* [Objective]
Filter these entries, keeping only lines that hold the word "pulling".

* [Working data]
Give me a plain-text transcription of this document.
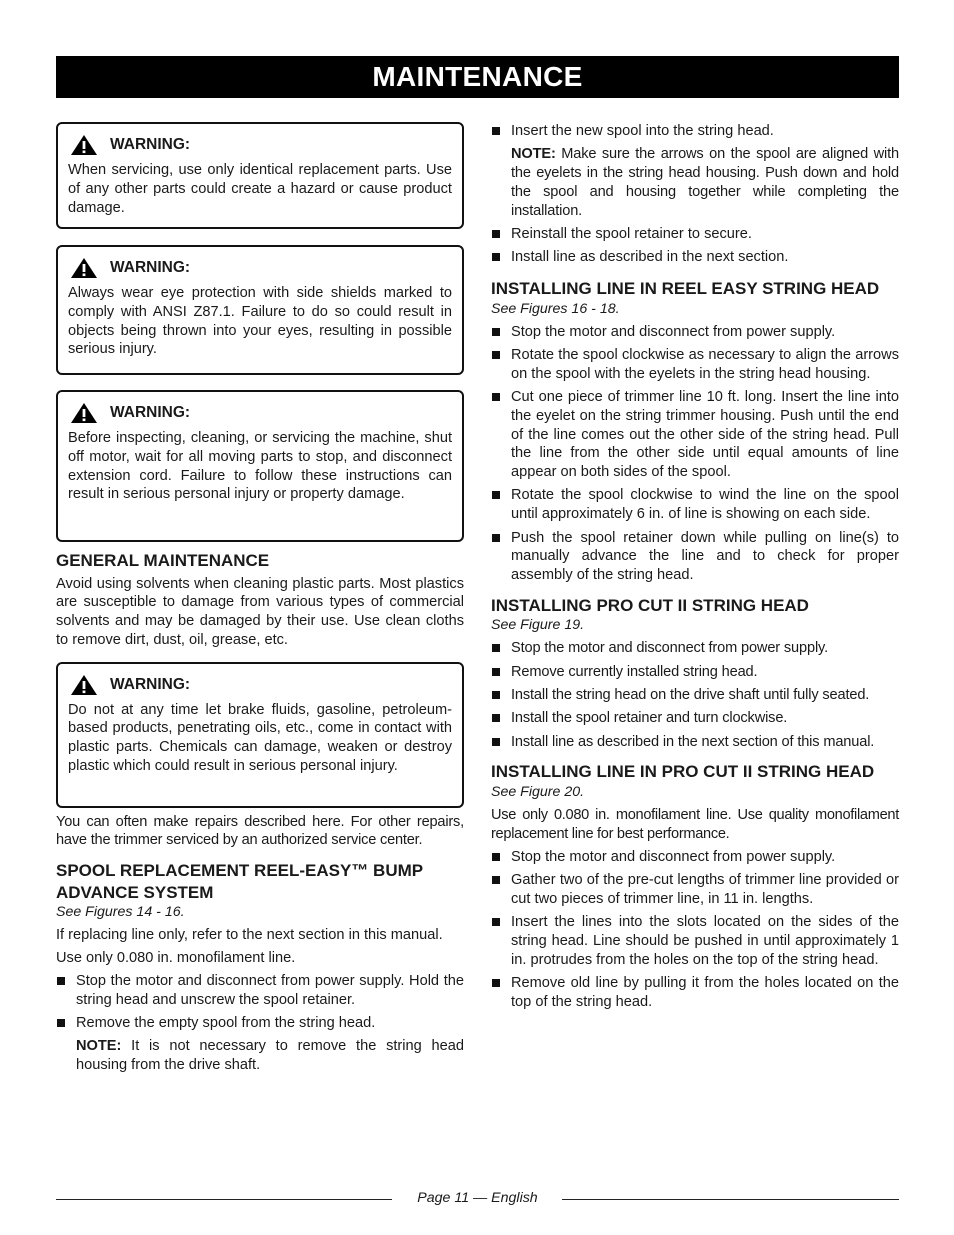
MAINTENANCE
WARNING:

When servicing, use only identical replacement parts. Use of any other parts could create a hazard or cause product damage.

WARNING:

Always wear eye protection with side shields marked to comply with ANSI Z87.1. Failure to do so could result in objects being thrown into your eyes, resulting in possible serious injury.

WARNING:

Before inspecting, cleaning, or servicing the machine, shut off motor, wait for all moving parts to stop, and disconnect extension cord. Failure to follow these instructions can result in serious personal injury or property damage.

GENERAL MAINTENANCE

Avoid using solvents when cleaning plastic parts. Most plastics are susceptible to damage from various types of commercial solvents and may be damaged by their use. Use clean cloths to remove dirt, dust, oil, grease, etc.

WARNING:

Do not at any time let brake fluids, gasoline, petroleum-based products, penetrating oils, etc., come in contact with plastic parts. Chemicals can damage, weaken or destroy plastic which could result in serious personal injury.

You can often make repairs described here. For other repairs, have the trimmer serviced by an authorized service center.

SPOOL REPLACEMENT REEL-EASY™ BUMP ADVANCE SYSTEM

See Figures 14 - 16.

If replacing line only, refer to the next section in this manual.

Use only 0.080 in. monofilament line.

Stop the motor and disconnect from power supply. Hold the string head and unscrew the spool retainer.
Remove the empty spool from the string head.

NOTE: It is not necessary to remove the string head housing from the drive shaft.

Insert the new spool into the string head.

NOTE: Make sure the arrows on the spool are aligned with the eyelets in the string head housing. Push down and hold the spool and housing together while completing the installation.

Reinstall the spool retainer to secure.
Install line as described in the next section.
INSTALLING LINE IN REEL EASY STRING HEAD

See Figures 16 - 18.

Stop the motor and disconnect from power supply.
Rotate the spool clockwise as necessary to align the arrows on the spool with the eyelets in the string head housing.
Cut one piece of trimmer line 10 ft. long. Insert the line into the eyelet on the string trimmer housing. Push until the end of the line comes out the other side of the string head. Pull the line from the other side until equal amounts of line appear on both sides of the spool.
Rotate the spool clockwise to wind the line on the spool until approximately 6 in. of line is showing on each side.
Push the spool retainer down while pulling on line(s) to manually advance the line and to check for proper assembly of the string head.
INSTALLING PRO CUT II STRING HEAD

See Figure 19.

Stop the motor and disconnect from power supply.
Remove currently installed string head.
Install the string head on the drive shaft until fully seated.
Install the spool retainer and turn clockwise.
Install line as described in the next section of this manual.
INSTALLING LINE IN PRO CUT II STRING HEAD

See Figure 20.

Use only 0.080 in. monofilament line. Use quality monofilament replacement line for best performance.

Stop the motor and disconnect from power supply.
Gather two of the pre-cut lengths of trimmer line provided or cut two pieces of trimmer line, in 11 in. lengths.
Insert the lines into the slots located on the sides of the string head. Line should be pushed in until approximately 1 in. protrudes from the holes on the top of the string head.
Remove old line by pulling it from the holes located on the top of the string head.
Page 11 — English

* [Exercise solution]
Push the spool retainer down while pulling on line(s) to manually advance the line and to check for proper assembly of the string head.
Remove old line by pulling it from the holes located on the top of the string head.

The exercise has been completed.